| Dataset items |
****
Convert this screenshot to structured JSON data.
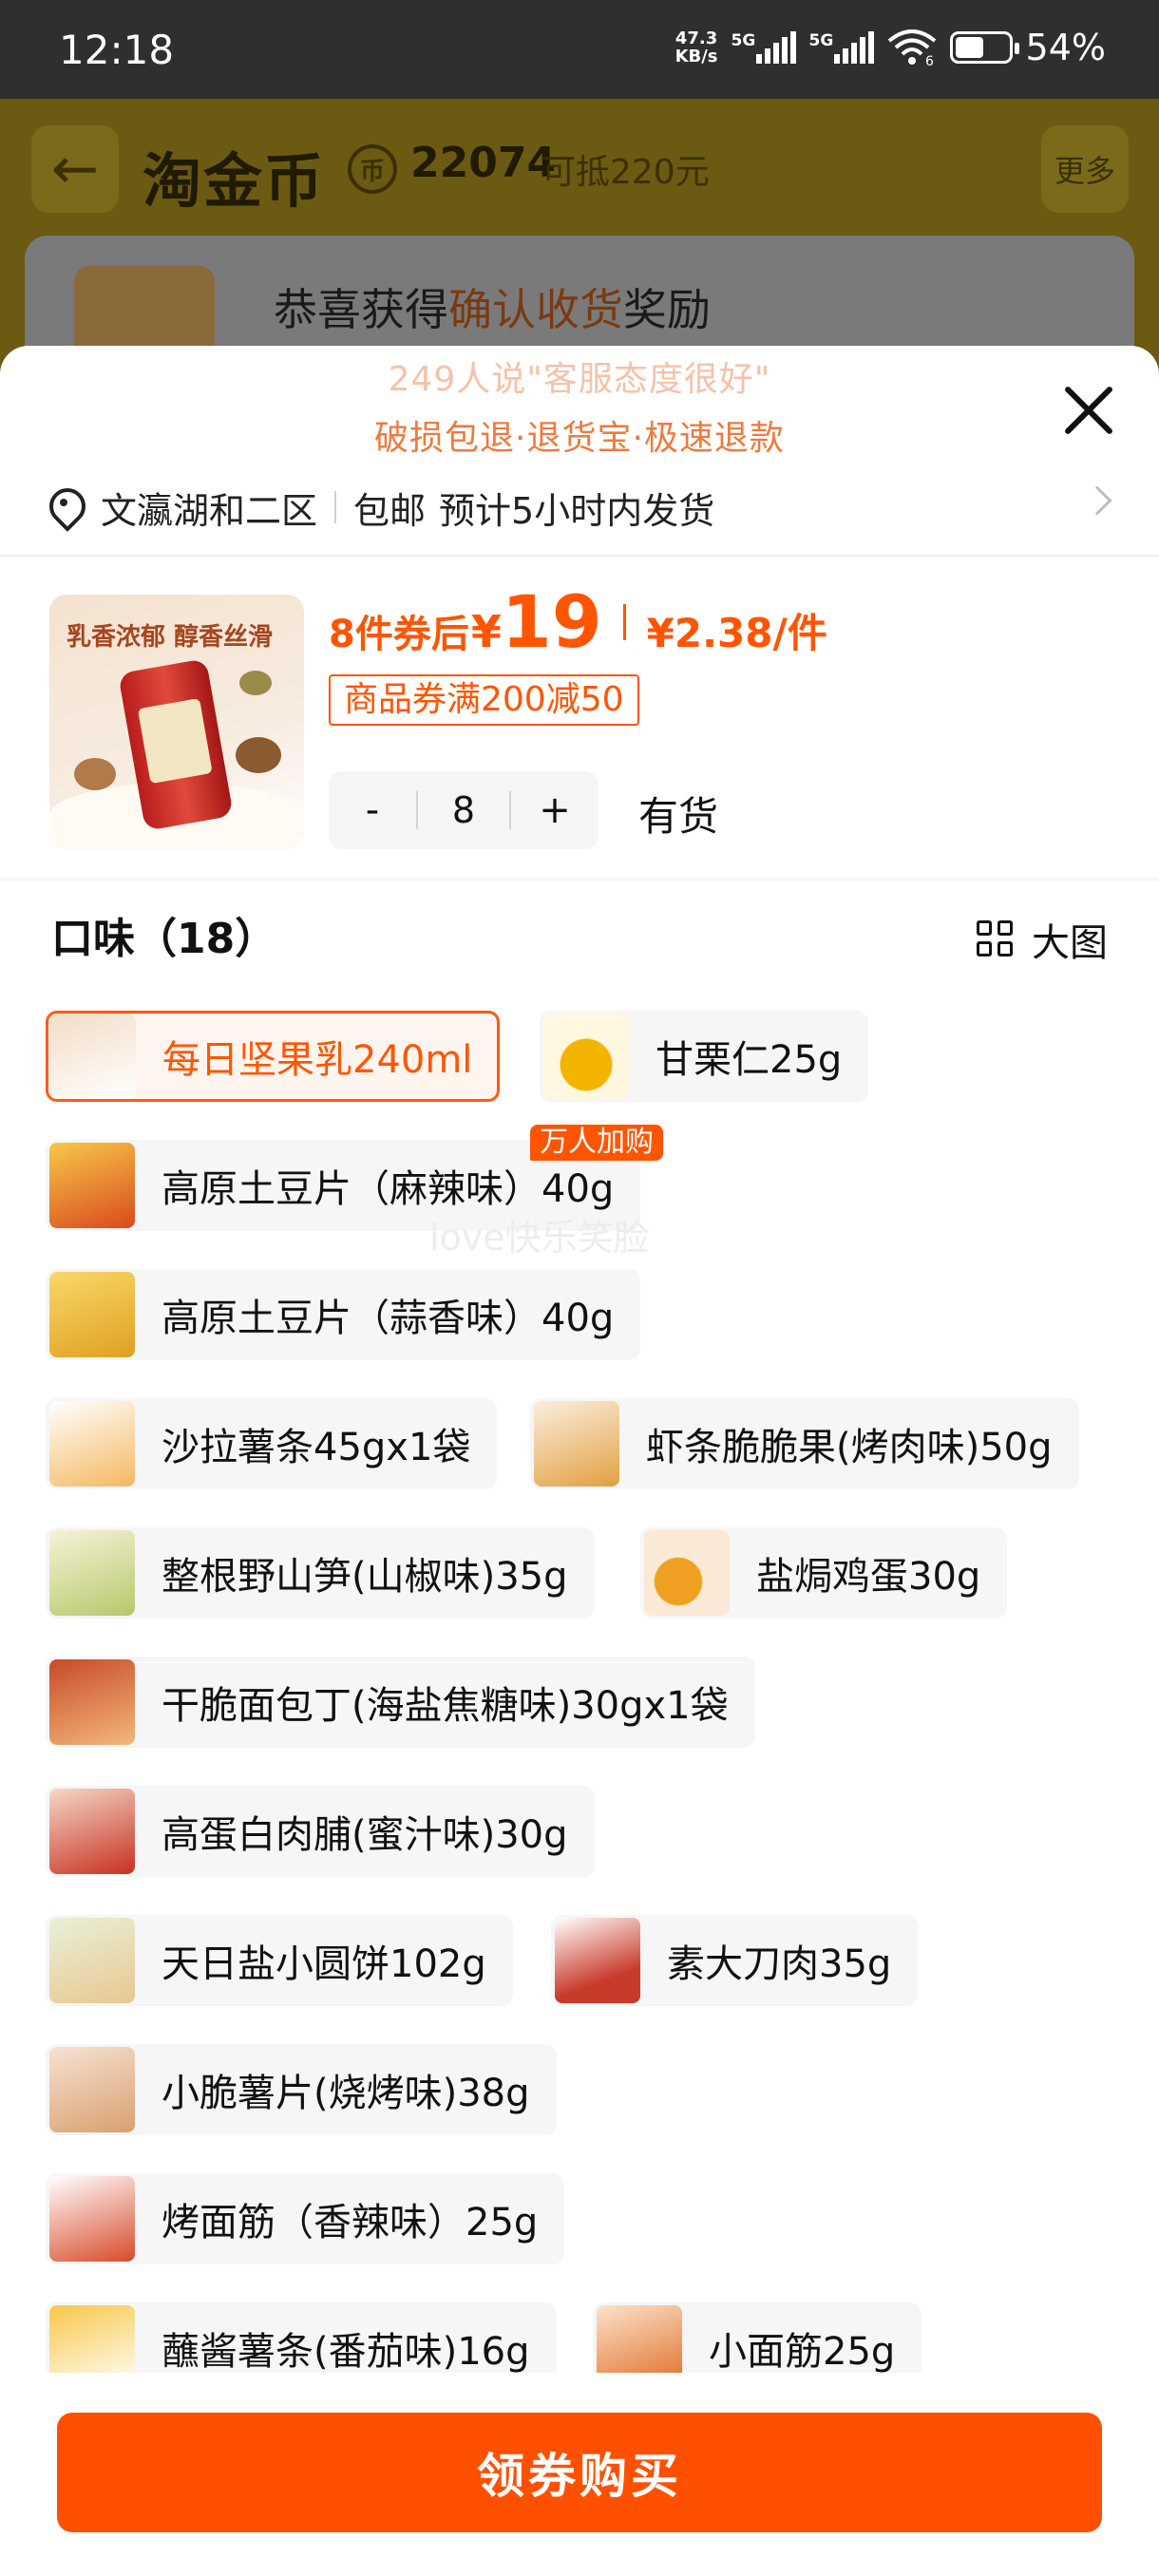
{
  "status_bar": {
    "time": "12:18",
    "net_speed_value": "47.3",
    "net_speed_unit": "KB/s",
    "signal1": "5G",
    "signal2": "5G",
    "wifi_badge": "6",
    "battery": "54%",
    "battery_level": 0.54
  },
  "background_page": {
    "title": "淘金币",
    "coin_icon": "币",
    "coins": "22074",
    "deductible": "可抵220元",
    "more": "更多",
    "banner_prefix": "恭喜获得",
    "banner_highlight": "确认收货",
    "banner_suffix": "奖励"
  },
  "sheet": {
    "promo_line1": "249人说\"客服态度很好\"",
    "promo_line2": "破损包退·退货宝·极速退款",
    "address": "文瀛湖和二区",
    "shipping_free": "包邮",
    "shipping_eta": "预计5小时内发货"
  },
  "product": {
    "image_caption": "乳香浓郁 醇香丝滑",
    "price_prefix": "8件券后",
    "currency": "¥",
    "price": "19",
    "unit_price": "¥2.38/件",
    "coupon": "商品券满200减50",
    "minus": "-",
    "quantity": "8",
    "plus": "+",
    "stock": "有货"
  },
  "flavors": {
    "title": "口味（18）",
    "big_view": "大图",
    "hot_badge": "万人加购",
    "watermark": "love快乐笑脸",
    "items": [
      {
        "label": "每日坚果乳240ml",
        "selected": true
      },
      {
        "label": "甘栗仁25g"
      },
      {
        "label": "高原土豆片（麻辣味）40g"
      },
      {
        "label": "高原土豆片（蒜香味）40g"
      },
      {
        "label": "沙拉薯条45gx1袋"
      },
      {
        "label": "虾条脆脆果(烤肉味)50g"
      },
      {
        "label": "整根野山笋(山椒味)35g"
      },
      {
        "label": "盐焗鸡蛋30g"
      },
      {
        "label": "干脆面包丁(海盐焦糖味)30gx1袋"
      },
      {
        "label": "高蛋白肉脯(蜜汁味)30g"
      },
      {
        "label": "天日盐小圆饼102g"
      },
      {
        "label": "素大刀肉35g"
      },
      {
        "label": "小脆薯片(烧烤味)38g"
      },
      {
        "label": "烤面筋（香辣味）25g"
      },
      {
        "label": "蘸酱薯条(番茄味)16g"
      },
      {
        "label": "小面筋25g"
      }
    ]
  },
  "cta": {
    "label": "领券购买"
  },
  "colors": {
    "accent": "#ff5500",
    "button": "#ff5000"
  }
}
****
Without including any pictures, output all the entries above exactly.

Convert this screenshot to structured JSON data.
{
  "status_bar": {
    "time": "12:18",
    "net_speed_value": "47.3",
    "net_speed_unit": "KB/s",
    "signal1": "5G",
    "signal2": "5G",
    "wifi_badge": "6",
    "battery": "54%",
    "battery_level": 0.54
  },
  "background_page": {
    "title": "淘金币",
    "coin_icon": "币",
    "coins": "22074",
    "deductible": "可抵220元",
    "more": "更多",
    "banner_prefix": "恭喜获得",
    "banner_highlight": "确认收货",
    "banner_suffix": "奖励"
  },
  "sheet": {
    "promo_line1": "249人说\"客服态度很好\"",
    "promo_line2": "破损包退·退货宝·极速退款",
    "address": "文瀛湖和二区",
    "shipping_free": "包邮",
    "shipping_eta": "预计5小时内发货"
  },
  "product": {
    "image_caption": "乳香浓郁 醇香丝滑",
    "price_prefix": "8件券后",
    "currency": "¥",
    "price": "19",
    "unit_price": "¥2.38/件",
    "coupon": "商品券满200减50",
    "minus": "-",
    "quantity": "8",
    "plus": "+",
    "stock": "有货"
  },
  "flavors": {
    "title": "口味（18）",
    "big_view": "大图",
    "hot_badge": "万人加购",
    "watermark": "love快乐笑脸",
    "items": [
      {
        "label": "每日坚果乳240ml",
        "selected": true
      },
      {
        "label": "甘栗仁25g"
      },
      {
        "label": "高原土豆片（麻辣味）40g"
      },
      {
        "label": "高原土豆片（蒜香味）40g"
      },
      {
        "label": "沙拉薯条45gx1袋"
      },
      {
        "label": "虾条脆脆果(烤肉味)50g"
      },
      {
        "label": "整根野山笋(山椒味)35g"
      },
      {
        "label": "盐焗鸡蛋30g"
      },
      {
        "label": "干脆面包丁(海盐焦糖味)30gx1袋"
      },
      {
        "label": "高蛋白肉脯(蜜汁味)30g"
      },
      {
        "label": "天日盐小圆饼102g"
      },
      {
        "label": "素大刀肉35g"
      },
      {
        "label": "小脆薯片(烧烤味)38g"
      },
      {
        "label": "烤面筋（香辣味）25g"
      },
      {
        "label": "蘸酱薯条(番茄味)16g"
      },
      {
        "label": "小面筋25g"
      }
    ]
  },
  "cta": {
    "label": "领券购买"
  },
  "colors": {
    "accent": "#ff5500",
    "button": "#ff5000"
  }
}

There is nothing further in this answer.